• _Task to carry out_
Give back the records below exactly, every one, with no pictures.

• _Given information_

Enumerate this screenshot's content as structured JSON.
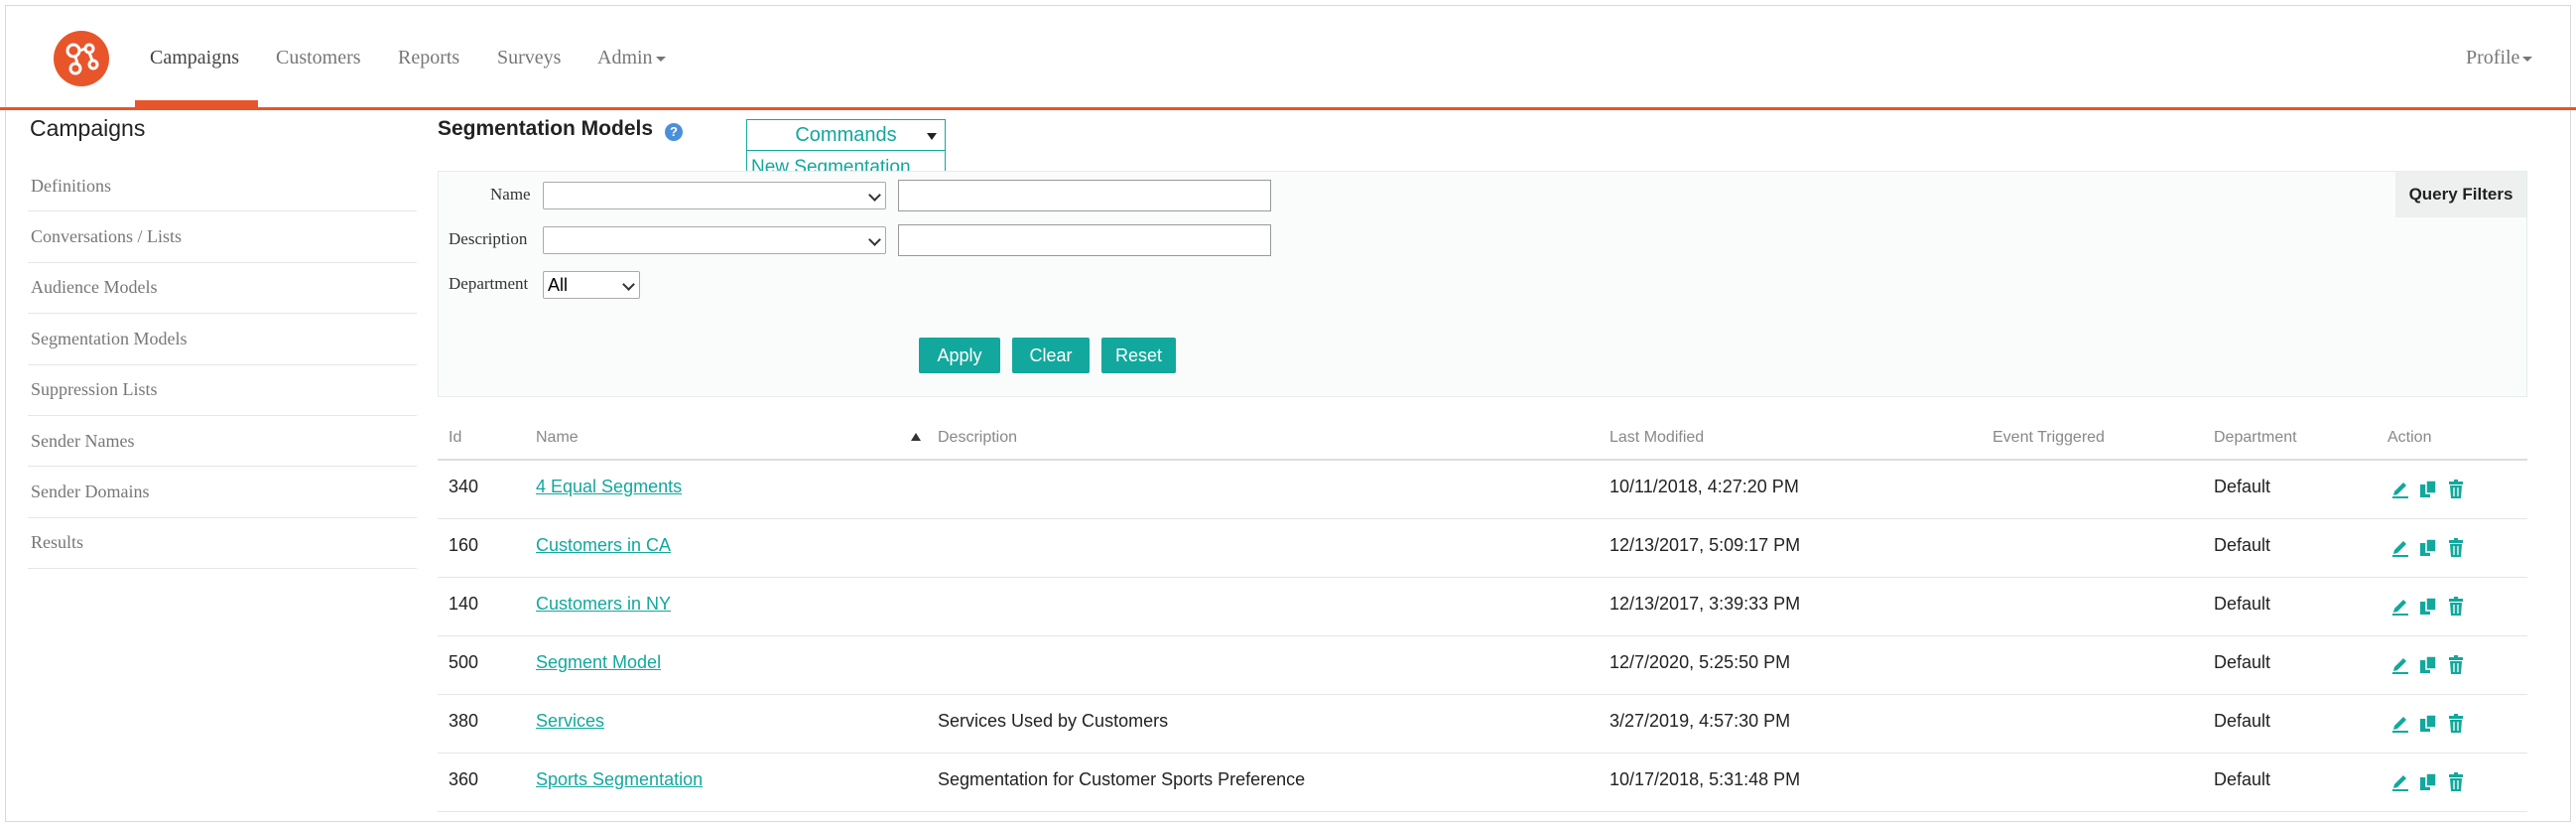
{
  "nav": {
    "items": [
      "Campaigns",
      "Customers",
      "Reports",
      "Surveys",
      "Admin"
    ],
    "profile": "Profile"
  },
  "sidebar": {
    "title": "Campaigns",
    "items": [
      "Definitions",
      "Conversations / Lists",
      "Audience Models",
      "Segmentation Models",
      "Suppression Lists",
      "Sender Names",
      "Sender Domains",
      "Results"
    ]
  },
  "main": {
    "title": "Segmentation Models",
    "commands_label": "Commands",
    "commands_menu": [
      "New Segmentation"
    ],
    "query_filters_label": "Query Filters"
  },
  "filters": {
    "name_label": "Name",
    "description_label": "Description",
    "department_label": "Department",
    "department_value": "All",
    "apply_label": "Apply",
    "clear_label": "Clear",
    "reset_label": "Reset"
  },
  "table": {
    "headers": [
      "Id",
      "Name",
      "Description",
      "Last Modified",
      "Event Triggered",
      "Department",
      "Action"
    ],
    "rows": [
      {
        "id": "340",
        "name": "4 Equal Segments",
        "description": "",
        "modified": "10/11/2018, 4:27:20 PM",
        "event": "",
        "department": "Default"
      },
      {
        "id": "160",
        "name": "Customers in CA",
        "description": "",
        "modified": "12/13/2017, 5:09:17 PM",
        "event": "",
        "department": "Default"
      },
      {
        "id": "140",
        "name": "Customers in NY",
        "description": "",
        "modified": "12/13/2017, 3:39:33 PM",
        "event": "",
        "department": "Default"
      },
      {
        "id": "500",
        "name": "Segment Model",
        "description": "",
        "modified": "12/7/2020, 5:25:50 PM",
        "event": "",
        "department": "Default"
      },
      {
        "id": "380",
        "name": "Services",
        "description": "Services Used by Customers",
        "modified": "3/27/2019, 4:57:30 PM",
        "event": "",
        "department": "Default"
      },
      {
        "id": "360",
        "name": "Sports Segmentation",
        "description": "Segmentation for Customer Sports Preference",
        "modified": "10/17/2018, 5:31:48 PM",
        "event": "",
        "department": "Default"
      }
    ]
  },
  "colors": {
    "accent": "#12a89d",
    "brand": "#e8552b"
  }
}
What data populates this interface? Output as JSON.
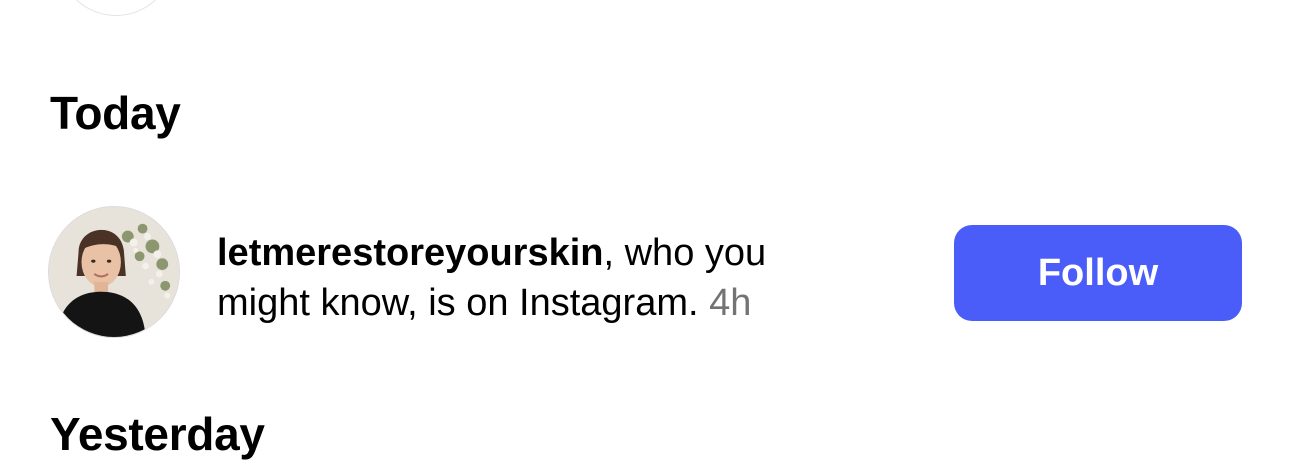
{
  "sections": {
    "today": {
      "heading": "Today"
    },
    "yesterday": {
      "heading": "Yesterday"
    }
  },
  "notification": {
    "username": "letmerestoreyourskin",
    "message": ", who you might know, is on Instagram.",
    "time": "4h",
    "avatar_icon": "profile-photo",
    "follow_label": "Follow"
  },
  "colors": {
    "follow_button": "#4a5df9",
    "follow_text": "#ffffff",
    "timestamp": "#737373",
    "text": "#000000",
    "background": "#ffffff"
  }
}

• _Worked answer_
Enumerate this screenshot's content as structured JSON.
{
  "nav": {
    "items": [
      "Campaigns",
      "Customers",
      "Reports",
      "Surveys",
      "Admin"
    ],
    "profile": "Profile"
  },
  "sidebar": {
    "title": "Campaigns",
    "items": [
      "Definitions",
      "Conversations / Lists",
      "Audience Models",
      "Segmentation Models",
      "Suppression Lists",
      "Sender Names",
      "Sender Domains",
      "Results"
    ]
  },
  "main": {
    "title": "Segmentation Models",
    "commands_label": "Commands",
    "commands_menu": [
      "New Segmentation"
    ],
    "query_filters_label": "Query Filters"
  },
  "filters": {
    "name_label": "Name",
    "description_label": "Description",
    "department_label": "Department",
    "department_value": "All",
    "apply_label": "Apply",
    "clear_label": "Clear",
    "reset_label": "Reset"
  },
  "table": {
    "headers": [
      "Id",
      "Name",
      "Description",
      "Last Modified",
      "Event Triggered",
      "Department",
      "Action"
    ],
    "rows": [
      {
        "id": "340",
        "name": "4 Equal Segments",
        "description": "",
        "modified": "10/11/2018, 4:27:20 PM",
        "event": "",
        "department": "Default"
      },
      {
        "id": "160",
        "name": "Customers in CA",
        "description": "",
        "modified": "12/13/2017, 5:09:17 PM",
        "event": "",
        "department": "Default"
      },
      {
        "id": "140",
        "name": "Customers in NY",
        "description": "",
        "modified": "12/13/2017, 3:39:33 PM",
        "event": "",
        "department": "Default"
      },
      {
        "id": "500",
        "name": "Segment Model",
        "description": "",
        "modified": "12/7/2020, 5:25:50 PM",
        "event": "",
        "department": "Default"
      },
      {
        "id": "380",
        "name": "Services",
        "description": "Services Used by Customers",
        "modified": "3/27/2019, 4:57:30 PM",
        "event": "",
        "department": "Default"
      },
      {
        "id": "360",
        "name": "Sports Segmentation",
        "description": "Segmentation for Customer Sports Preference",
        "modified": "10/17/2018, 5:31:48 PM",
        "event": "",
        "department": "Default"
      }
    ]
  },
  "colors": {
    "accent": "#12a89d",
    "brand": "#e8552b"
  }
}
What data populates this interface? Output as JSON.
{
  "sections": {
    "today": {
      "heading": "Today"
    },
    "yesterday": {
      "heading": "Yesterday"
    }
  },
  "notification": {
    "username": "letmerestoreyourskin",
    "message": ", who you might know, is on Instagram.",
    "time": "4h",
    "avatar_icon": "profile-photo",
    "follow_label": "Follow"
  },
  "colors": {
    "follow_button": "#4a5df9",
    "follow_text": "#ffffff",
    "timestamp": "#737373",
    "text": "#000000",
    "background": "#ffffff"
  }
}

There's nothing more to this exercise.